Look for the string "Requisitos" and copy every line that has it.
== == ==
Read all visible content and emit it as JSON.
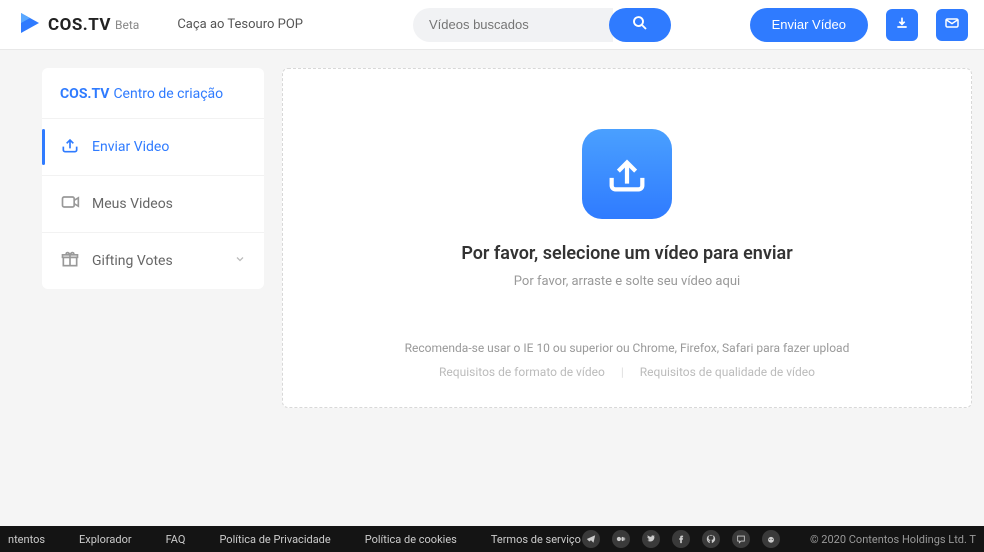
{
  "header": {
    "logo": "COS.TV",
    "beta": "Beta",
    "promo": "Caça ao Tesouro POP",
    "search_placeholder": "Vídeos buscados",
    "send_video": "Enviar Vídeo"
  },
  "sidebar": {
    "brand": "COS.TV",
    "title": "Centro de criação",
    "items": [
      {
        "label": "Enviar Video"
      },
      {
        "label": "Meus Videos"
      },
      {
        "label": "Gifting Votes"
      }
    ]
  },
  "upload": {
    "title": "Por favor, selecione um vídeo para enviar",
    "subtitle": "Por favor, arraste e solte seu vídeo aqui",
    "hint": "Recomenda-se usar o IE 10 ou superior ou Chrome, Firefox, Safari para fazer upload",
    "link_format": "Requisitos de formato de vídeo",
    "link_quality": "Requisitos de qualidade de vídeo"
  },
  "footer": {
    "links": [
      "ntentos",
      "Explorador",
      "FAQ",
      "Política de Privacidade",
      "Política de cookies",
      "Termos de serviço"
    ],
    "copyright": "© 2020 Contentos Holdings Ltd. T"
  }
}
== == ==
FINAL ANSWER:
    "link_format": "Requisitos de formato de vídeo",
    "link_quality": "Requisitos de qualidade de vídeo"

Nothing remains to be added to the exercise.